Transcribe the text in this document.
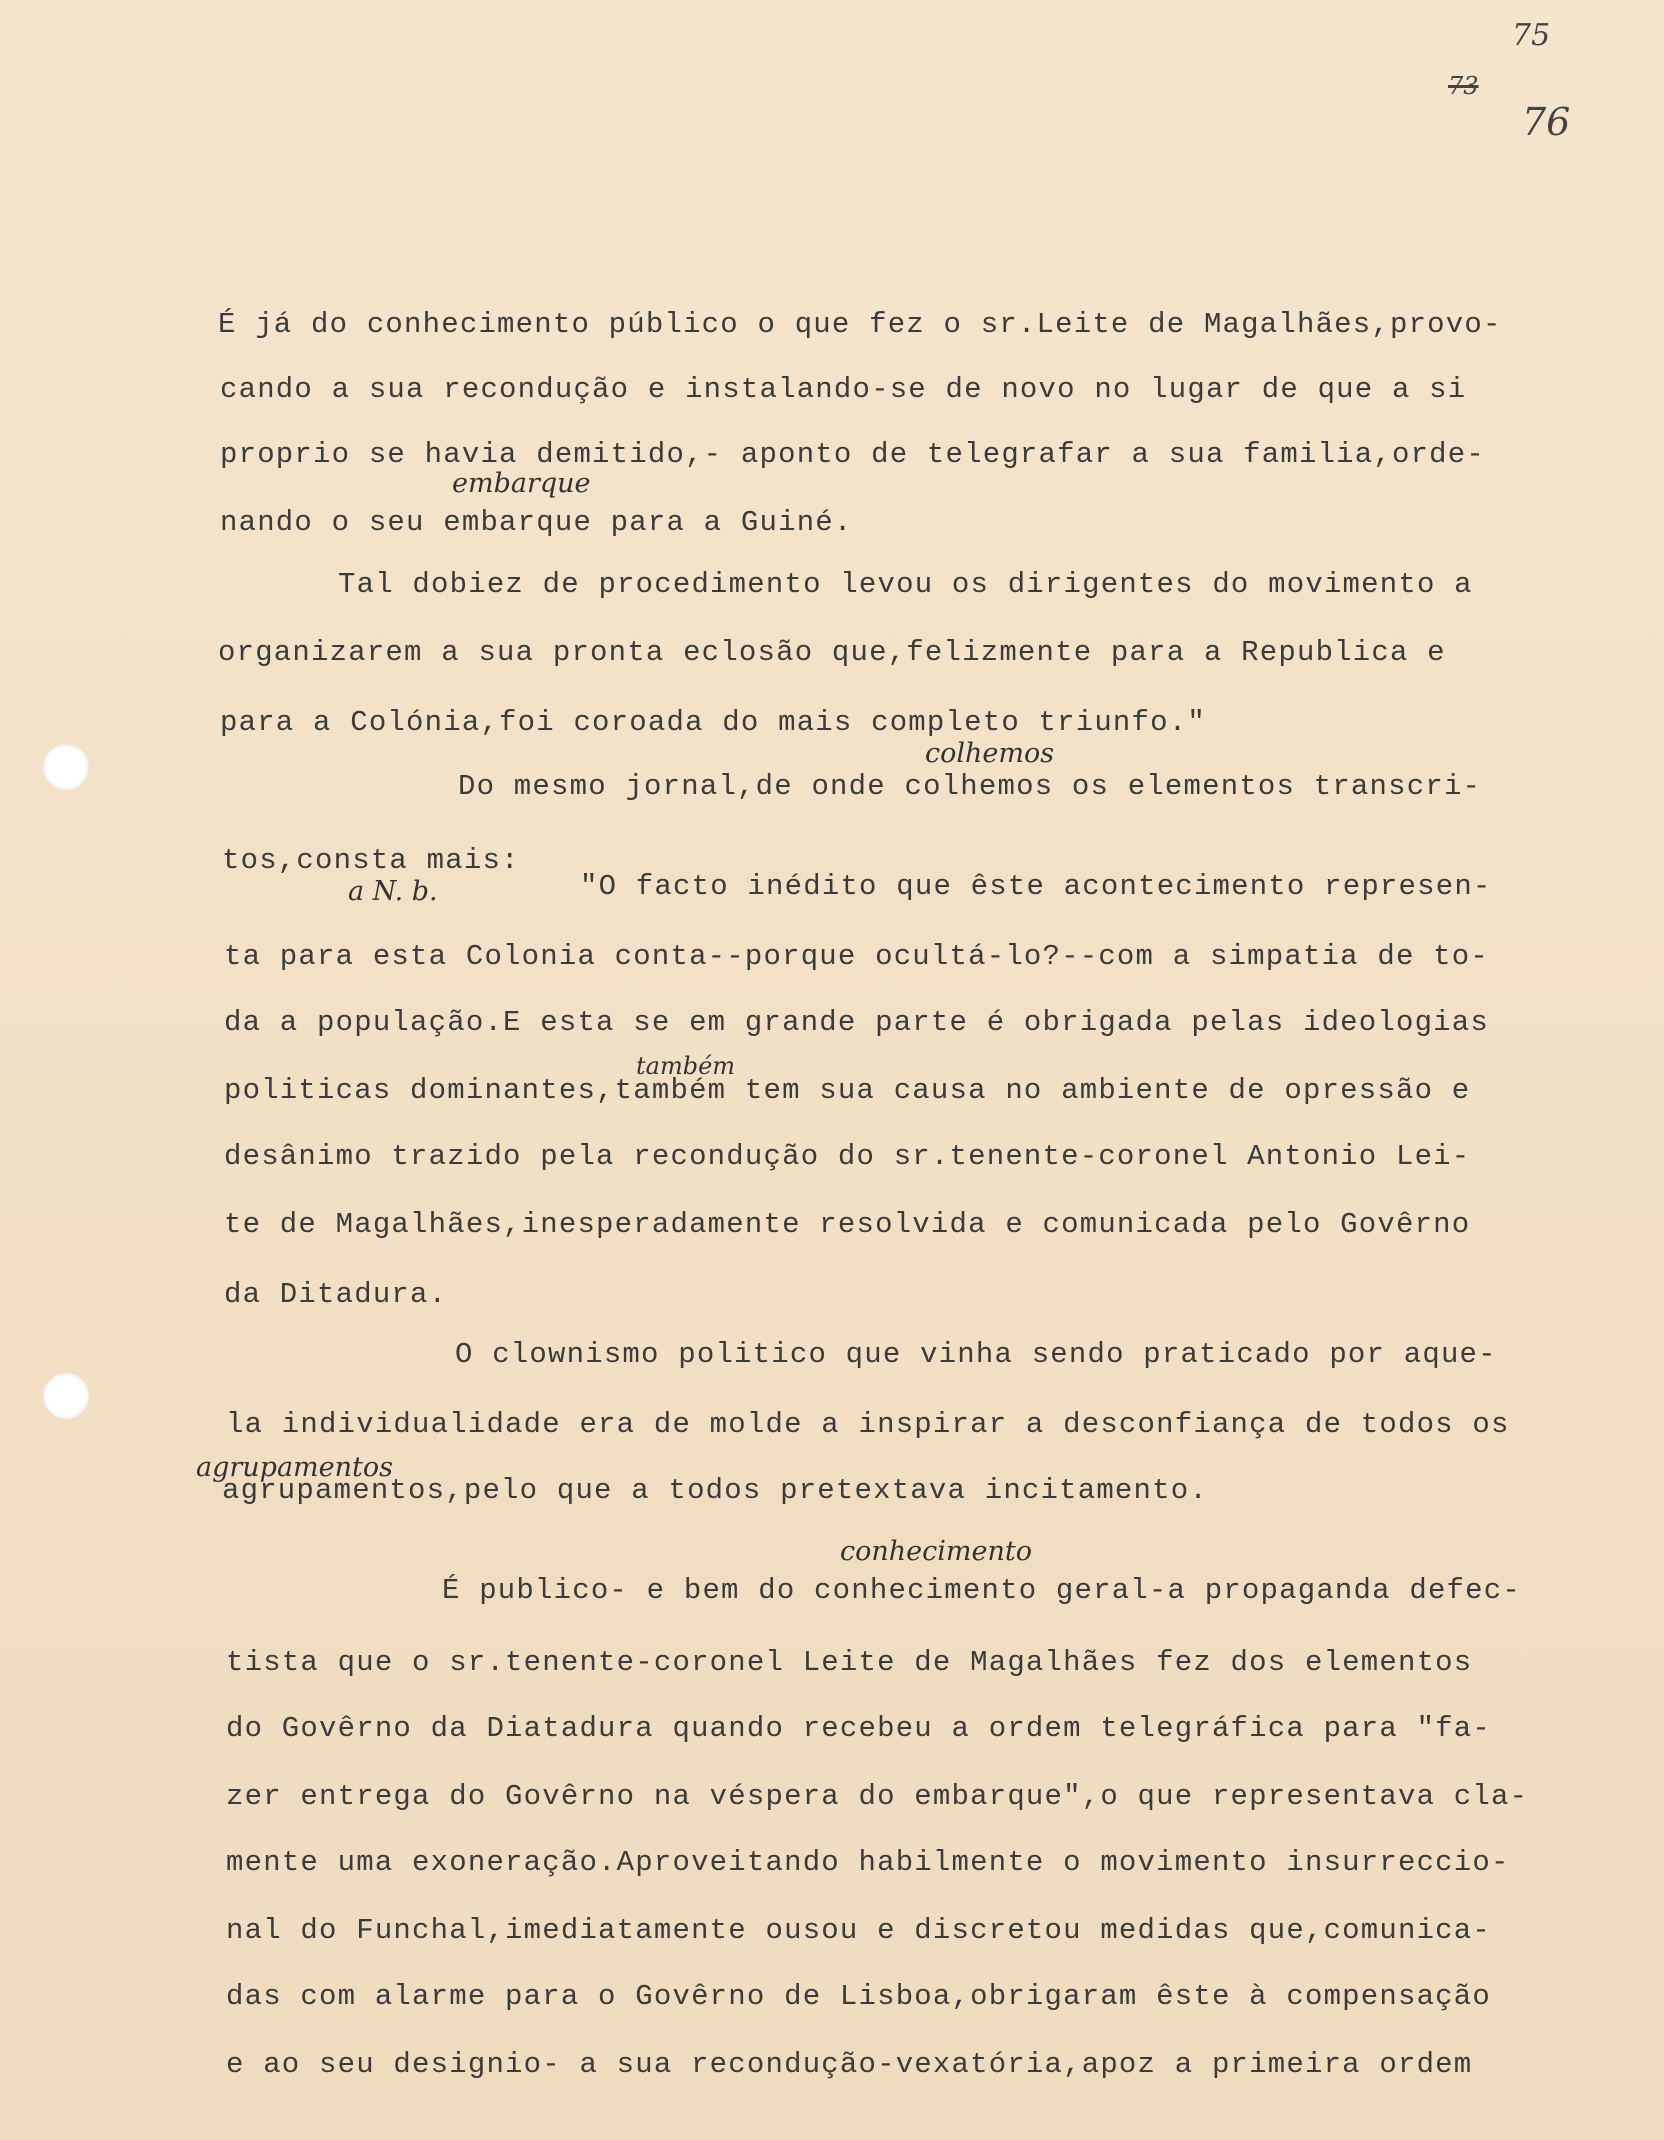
75
73
76
embarque
colhemos
a N. b.
também
agrupamentos
conhecimento
É já do conhecimento público o que fez o sr.Leite de Magalhães,provo-
cando a sua recondução e instalando-se de novo no lugar de que a si
proprio se havia demitido,- aponto de telegrafar a sua familia,orde-
nando o seu embarque para a Guiné.
Tal dobiez de procedimento levou os dirigentes do movimento a
organizarem a sua pronta eclosão que,felizmente para a Republica e
para a Colónia,foi coroada do mais completo triunfo."
Do mesmo jornal,de onde colhemos os elementos transcri-
tos,consta mais:
"O facto inédito que êste acontecimento represen-
ta para esta Colonia conta--porque ocultá-lo?--com a simpatia de to-
da a população.E esta se em grande parte é obrigada pelas ideologias
politicas dominantes,também tem sua causa no ambiente de opressão e
desânimo trazido pela recondução do sr.tenente-coronel Antonio Lei-
te de Magalhães,inesperadamente resolvida e comunicada pelo Govêrno
da Ditadura.
O clownismo politico que vinha sendo praticado por aque-
la individualidade era de molde a inspirar a desconfiança de todos os
agrupamentos,pelo que a todos pretextava incitamento.
É publico- e bem do conhecimento geral-a propaganda defec-
tista que o sr.tenente-coronel Leite de Magalhães fez dos elementos
do Govêrno da Diatadura quando recebeu a ordem telegráfica para "fa-
zer entrega do Govêrno na véspera do embarque",o que representava cla-
mente uma exoneração.Aproveitando habilmente o movimento insurreccio-
nal do Funchal,imediatamente ousou e discretou medidas que,comunica-
das com alarme para o Govêrno de Lisboa,obrigaram êste à compensação
e ao seu designio- a sua recondução-vexatória,apoz a primeira ordem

◆ **THE REQUEST**:
Look through the entries and return every line where "conhecimento" appears.

◆ **SOLUTION**:
conhecimento
É já do conhecimento público o que fez o sr.Leite de Magalhães,provo-
É publico- e bem do conhecimento geral-a propaganda defec-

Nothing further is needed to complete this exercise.